▸ **Aim of the exercise**:
According to the court judgment excerpt, which uses besides the drive-in theatre do the lease deed's covenants extend to? List every one named.

▸ **Page extract**:
The Special Judge arrived at a conclusion that the offence against the respondent is serious in nature and calls for investigation in respect of the pecuniary advantage obtained by the accused without following the notification and the rules of development at the relevant time. In the backdrop of the aforesaid findings recorded, the Special Judge passed the following order : "Accused persons granted the FSI of 2' for the land. Accused without following the Notification and rules of development permitted huge construction to go on with the FSI of 2'. The FSI being used through an illegal change of use of land from drive-in-theatre to that of shopping mall, five-star hotel etc. thereby giving an illegal pecuniary gain to private developer to the tune of thousand of crore in one of the costliest areas of Mumbai i.e. the Bandra Kurla Complex. The petitioner have filed complaint before concerned authorities for taking action but no any action was taken. The offence against respondent is serious in nature and requires investigation in respect of pecuniary advantage to accused by accused no.1 without following Notification and rules of development at the relevant time". 5. The learned Senior counsel Shri Khambatta appearing for the applicant assails the impugned order on two counts viz. on the merits of the matter and his attempt is to demonstrate that the complaint is ex-facie false and frivolous. He would rely upon a series of documents to demonstrate that the factual assertion made in the complaint is incorrect and is a distorted version. The second count on which the impugned order is assailed is the ground of want of sanction as contemplated by the Maharashtra Amendment to Section 156(3) of the Code of Criminal Procedure brought into effect by the Maharashtra Act No.33 of 2016. In light of the said amendment, the learned senior counsel would submit that it was not permissible for the Magistrate to order an investigation against the applicant except with the previous sanction under Section 197 of the Code or under any other law for the time being in force. He further submits that the respondent no.2 being conscious of this fact had approached for sanction to the Hon'ble President of India and has asserted in the complaint that there is a deeming sanction in light of the proviso to the amendment to Section 156(3) of the Code as applicable to the State of Maharashtra.
He further submits that the respondent no.2 being conscious of this fact had approached for sanction to the Hon'ble President of India and has asserted in the complaint that there is a deeming sanction in light of the proviso to the amendment to Section 156(3) of the Code as applicable to the State of Maharashtra. As far as the factual aspects of the matter are concerned, Shri Khambatta would submit that the MMRDA was appointed as the planning authority for the Bandra Kurla Complex and the planning proposals were submitted by MMRDA to the State Government who had accorded its approval to the General Development Control Regulations (GDCR) for Bandra Kurla Complex (BKC). Shri Khambatta has invited our attention to the said Regulations which reflect that the FSI permissible for commercial development in BKC from 1971 was 2.0. He would further submit that the land in question falls within 'E' block of the planning proposal. He would also invite our attention to the lease deed executed pursuant to a tender notice for period of 99 years and would invite our attention to the various covenants of the said lease deed which would reveal that the user of the land in question was also for other activities other than the Drive-in- theatre and would extend to a First Class Restaurant, Bar, Candy shop, petrol pump etc. On the basis of the said documents placed before us, Shri Khambatta would urge that on merits of the matter also, the FSI of 2.0 is available and the use of commercial activities was already contemplated in terms of the lease deed executed in the year 1991 itself. He would thus submit that perusal of the public documents would conclusively demonstrate that the entire facade of the complainant is misconceived. Shri Khambatta would also submit that the power under Section 156(3) conferred on a Magistrate has to be exercised with great care and caution and time and again, Hon'ble Apex court as well as this Court was required to take cognizance of the blatant abuse and exercise of discretion by the Magistrate and in light of the apprehended misuse of said power, and a settled position of law has emerged to the effect that the application of mind by the Magistrate while exercising the power should be reflected in the order.

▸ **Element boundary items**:
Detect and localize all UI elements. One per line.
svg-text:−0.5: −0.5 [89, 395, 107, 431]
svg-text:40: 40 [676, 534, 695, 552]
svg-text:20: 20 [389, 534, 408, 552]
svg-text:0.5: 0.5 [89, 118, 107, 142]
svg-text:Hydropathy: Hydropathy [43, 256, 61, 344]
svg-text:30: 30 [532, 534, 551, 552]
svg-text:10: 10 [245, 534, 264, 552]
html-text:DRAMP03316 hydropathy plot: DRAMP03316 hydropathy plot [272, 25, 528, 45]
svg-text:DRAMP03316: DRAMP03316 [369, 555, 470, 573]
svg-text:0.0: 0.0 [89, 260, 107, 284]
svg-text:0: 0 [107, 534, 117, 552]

▸ **Correct response**:
- First Class Restaurant
- Bar
- Candy shop
- Petrol pump